**Document extract**
Eric Hughes

Personal information
- Born: April 30, 1965 (age 61) Oakland, California, U.S.

Career information
- High school: Oakland (Oakland, California)
- College: Ohlone College (1983–1985); Cal State East Bay (1985–1987);
- NBA draft: 1987: undrafted
- Coaching career: 1987–present

Career history

Coaching
- 1987–1989: American HS (assistant)
- 1989–1991: Illinois State (assistant)
- 1991–1993: California (assistant)
- 1993–2002: Washington (assistant)
- 2007–2009: Toronto Raptors (basketball development consultant)
- 2009–2013: Toronto Raptors (assistant)
- 2013–2014: Brooklyn Nets (assistant)
- 2014–2018: Milwaukee Bucks (assistant)
- 2019–2021: Philadelphia 76ers (player development)
- 2021–2023: Philadelphia 76ers (assistant)
- 2023–2026: Dallas Mavericks (assistant)

= Eric Hughes (basketball) =

American basketball coach

Eric Hughes (born April 30, 1965) is an American basketball coach, who last worked as an assistant for the Dallas Mavericks of the National Basketball Association (NBA).

== College coaching career ==
Hughes got his first gig with the Illinois State Redbirds as an assistant coach from 1989 until he was hired as an assistant coach for the California Golden Bears in 1991 to 1993. Washington Huskies then hired him as an assistant for nine years after that.

== NBA coaching career ==
=== Toronto Raptors ===
Raptors gave Hughes his first gig in the NBA in the front office as a Basketball Development Consultant in 2007 until the Raptors decided to put him on their coaching bench in 2009.

=== Brooklyn Nets ===
Hughes joined Jason Kidd's bench as an assistant in June 2013.

=== Milwaukee Bucks ===
Hughes rejoined Kidd in Milwaukee until 2018.

=== Philadelphia 76ers ===
In 2019, after the Bucks fired him, Brett Brown hired him as a Player Development Coach. After Doc Rivers was hired, he was promoted to assistant coach.

== Personal life ==
Eric is married to Kristin Hughes and has two sons, Alexander James and Ryan Christopher. Hughes is also a native of Oakland, California.

**Description of the task**
Repeat word for word the passage of the Eric Hughes article that opens with the words containing "- 2007–2009: Toronto" and closes with "Basketball Association (NBA).". Rely only on the Eric Hughes article, and draw on nothing outside it.

[Stored data entries]
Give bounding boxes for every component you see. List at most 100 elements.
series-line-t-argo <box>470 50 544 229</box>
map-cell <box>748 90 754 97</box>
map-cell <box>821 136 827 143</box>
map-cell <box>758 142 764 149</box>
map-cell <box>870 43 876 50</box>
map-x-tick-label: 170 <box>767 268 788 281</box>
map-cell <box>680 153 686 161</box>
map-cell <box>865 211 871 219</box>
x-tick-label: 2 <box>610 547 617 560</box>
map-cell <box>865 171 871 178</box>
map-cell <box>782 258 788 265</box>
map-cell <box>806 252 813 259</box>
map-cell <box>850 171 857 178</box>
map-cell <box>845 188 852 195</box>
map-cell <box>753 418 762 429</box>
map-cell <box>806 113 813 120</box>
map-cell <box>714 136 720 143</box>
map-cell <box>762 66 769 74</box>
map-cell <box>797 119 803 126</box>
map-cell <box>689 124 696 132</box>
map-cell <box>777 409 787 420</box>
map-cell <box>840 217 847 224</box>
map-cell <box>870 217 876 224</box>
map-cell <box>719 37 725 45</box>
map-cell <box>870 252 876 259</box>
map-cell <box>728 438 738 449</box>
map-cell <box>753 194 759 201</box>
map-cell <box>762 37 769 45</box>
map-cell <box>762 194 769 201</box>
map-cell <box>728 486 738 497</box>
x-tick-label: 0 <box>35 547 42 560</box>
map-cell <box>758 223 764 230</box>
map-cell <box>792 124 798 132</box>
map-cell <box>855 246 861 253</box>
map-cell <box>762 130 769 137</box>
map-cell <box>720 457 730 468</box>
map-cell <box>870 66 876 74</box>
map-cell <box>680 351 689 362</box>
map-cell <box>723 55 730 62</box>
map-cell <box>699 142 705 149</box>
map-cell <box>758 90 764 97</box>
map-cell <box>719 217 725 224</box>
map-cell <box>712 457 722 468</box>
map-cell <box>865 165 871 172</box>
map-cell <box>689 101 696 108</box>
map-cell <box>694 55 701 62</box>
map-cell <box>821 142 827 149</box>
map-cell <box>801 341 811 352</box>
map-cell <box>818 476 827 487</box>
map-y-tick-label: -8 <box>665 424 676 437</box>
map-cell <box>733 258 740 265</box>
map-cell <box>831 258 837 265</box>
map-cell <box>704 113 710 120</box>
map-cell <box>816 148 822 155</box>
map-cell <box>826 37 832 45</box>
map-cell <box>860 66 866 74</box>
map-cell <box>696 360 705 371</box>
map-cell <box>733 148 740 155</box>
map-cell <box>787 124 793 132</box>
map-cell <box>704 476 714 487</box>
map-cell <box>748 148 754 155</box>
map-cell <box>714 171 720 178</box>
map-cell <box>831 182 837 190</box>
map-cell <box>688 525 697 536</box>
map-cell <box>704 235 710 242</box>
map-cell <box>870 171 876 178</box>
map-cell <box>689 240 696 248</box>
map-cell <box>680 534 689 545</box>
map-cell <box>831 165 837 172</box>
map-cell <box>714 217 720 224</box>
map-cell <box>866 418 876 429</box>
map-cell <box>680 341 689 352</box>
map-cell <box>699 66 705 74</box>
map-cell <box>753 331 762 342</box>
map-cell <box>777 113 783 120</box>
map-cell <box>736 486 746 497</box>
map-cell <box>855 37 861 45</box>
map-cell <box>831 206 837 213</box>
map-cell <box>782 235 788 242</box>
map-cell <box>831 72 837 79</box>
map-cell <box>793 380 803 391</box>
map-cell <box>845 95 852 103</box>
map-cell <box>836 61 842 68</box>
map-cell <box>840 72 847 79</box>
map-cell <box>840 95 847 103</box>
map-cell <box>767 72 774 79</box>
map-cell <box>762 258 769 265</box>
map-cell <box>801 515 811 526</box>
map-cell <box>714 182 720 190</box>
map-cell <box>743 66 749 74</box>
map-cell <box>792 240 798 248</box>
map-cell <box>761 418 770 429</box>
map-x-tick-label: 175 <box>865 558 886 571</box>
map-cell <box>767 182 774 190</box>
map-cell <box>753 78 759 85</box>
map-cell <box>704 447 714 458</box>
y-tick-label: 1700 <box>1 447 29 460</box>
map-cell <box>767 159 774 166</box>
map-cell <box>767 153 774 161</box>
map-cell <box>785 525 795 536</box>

**Your solution**
- 2007–2009: Toronto Raptors (basketball development consultant)
- 2009–2013: Toronto Raptors (assistant)
- 2013–2014: Brooklyn Nets (assistant)
- 2014–2018: Milwaukee Bucks (assistant)
- 2019–2021: Philadelphia 76ers (player development)
- 2021–2023: Philadelphia 76ers (assistant)
- 2023–2026: Dallas Mavericks (assistant)

= Eric Hughes (basketball) =

American basketball coach

Eric Hughes (born April 30, 1965) is an American basketball coach, who last worked as an assistant for the Dallas Mavericks of the National Basketball Association (NBA).